-- TO DO --
Copy out the lines that include the word "双岗建功".

[start]

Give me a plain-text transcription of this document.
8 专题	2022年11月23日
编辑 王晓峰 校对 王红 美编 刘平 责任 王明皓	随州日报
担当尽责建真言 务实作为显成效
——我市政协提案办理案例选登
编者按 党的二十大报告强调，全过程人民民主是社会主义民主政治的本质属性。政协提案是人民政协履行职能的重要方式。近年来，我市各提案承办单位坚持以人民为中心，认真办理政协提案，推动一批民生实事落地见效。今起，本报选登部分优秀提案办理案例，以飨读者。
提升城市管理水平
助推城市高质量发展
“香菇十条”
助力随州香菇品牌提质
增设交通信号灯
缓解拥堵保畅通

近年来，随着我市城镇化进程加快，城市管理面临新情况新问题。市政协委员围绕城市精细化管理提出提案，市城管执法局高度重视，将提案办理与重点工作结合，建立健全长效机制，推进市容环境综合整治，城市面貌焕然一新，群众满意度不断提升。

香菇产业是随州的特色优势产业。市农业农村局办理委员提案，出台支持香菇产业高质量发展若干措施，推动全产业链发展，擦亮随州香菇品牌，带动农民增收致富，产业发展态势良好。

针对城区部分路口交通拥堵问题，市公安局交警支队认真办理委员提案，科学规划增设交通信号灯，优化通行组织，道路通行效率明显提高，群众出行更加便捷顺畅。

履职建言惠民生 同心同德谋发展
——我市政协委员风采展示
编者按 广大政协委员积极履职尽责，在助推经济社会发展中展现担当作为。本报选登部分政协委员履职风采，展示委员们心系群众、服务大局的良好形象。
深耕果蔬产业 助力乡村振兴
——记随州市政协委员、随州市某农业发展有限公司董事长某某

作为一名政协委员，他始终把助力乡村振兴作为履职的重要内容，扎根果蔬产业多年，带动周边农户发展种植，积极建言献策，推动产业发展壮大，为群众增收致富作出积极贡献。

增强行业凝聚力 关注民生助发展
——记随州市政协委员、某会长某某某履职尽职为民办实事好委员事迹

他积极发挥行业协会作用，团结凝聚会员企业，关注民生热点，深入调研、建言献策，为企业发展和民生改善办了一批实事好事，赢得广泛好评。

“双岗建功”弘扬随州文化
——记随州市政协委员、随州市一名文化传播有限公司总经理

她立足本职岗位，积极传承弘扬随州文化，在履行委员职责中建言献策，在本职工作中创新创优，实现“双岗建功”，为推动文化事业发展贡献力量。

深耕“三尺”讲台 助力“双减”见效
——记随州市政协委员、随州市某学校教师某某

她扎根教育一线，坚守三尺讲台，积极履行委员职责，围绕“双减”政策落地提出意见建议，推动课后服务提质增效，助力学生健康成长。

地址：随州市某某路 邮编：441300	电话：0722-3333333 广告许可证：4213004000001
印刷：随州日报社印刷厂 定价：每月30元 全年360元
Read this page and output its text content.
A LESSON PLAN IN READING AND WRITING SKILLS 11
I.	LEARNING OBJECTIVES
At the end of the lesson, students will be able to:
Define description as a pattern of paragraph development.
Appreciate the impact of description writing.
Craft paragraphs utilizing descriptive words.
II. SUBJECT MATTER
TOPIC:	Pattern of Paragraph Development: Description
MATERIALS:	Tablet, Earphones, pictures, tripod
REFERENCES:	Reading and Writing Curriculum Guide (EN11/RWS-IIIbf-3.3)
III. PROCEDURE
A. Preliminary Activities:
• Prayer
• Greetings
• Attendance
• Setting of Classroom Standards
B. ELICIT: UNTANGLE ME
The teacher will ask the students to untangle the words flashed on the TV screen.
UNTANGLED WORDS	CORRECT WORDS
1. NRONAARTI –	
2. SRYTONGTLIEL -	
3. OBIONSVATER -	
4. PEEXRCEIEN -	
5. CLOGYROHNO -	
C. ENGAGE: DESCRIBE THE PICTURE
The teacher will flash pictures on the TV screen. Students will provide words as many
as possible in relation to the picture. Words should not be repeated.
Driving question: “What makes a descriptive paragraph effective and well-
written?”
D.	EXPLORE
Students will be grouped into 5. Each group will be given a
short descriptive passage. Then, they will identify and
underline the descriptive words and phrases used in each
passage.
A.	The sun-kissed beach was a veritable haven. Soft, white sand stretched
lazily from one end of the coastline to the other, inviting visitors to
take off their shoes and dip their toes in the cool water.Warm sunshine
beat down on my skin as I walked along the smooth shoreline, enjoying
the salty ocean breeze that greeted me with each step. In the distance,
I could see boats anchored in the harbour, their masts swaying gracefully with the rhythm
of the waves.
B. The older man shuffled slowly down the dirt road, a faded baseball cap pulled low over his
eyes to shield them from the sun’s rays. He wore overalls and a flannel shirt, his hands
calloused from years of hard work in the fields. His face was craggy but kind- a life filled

[end]

-- EXERCISE SOLUTION --
“双岗建功”弘扬随州文化
她立足本职岗位，积极传承弘扬随州文化，在履行委员职责中建言献策，在本职工作中创新创优，实现“双岗建功”，为推动文化事业发展贡献力量。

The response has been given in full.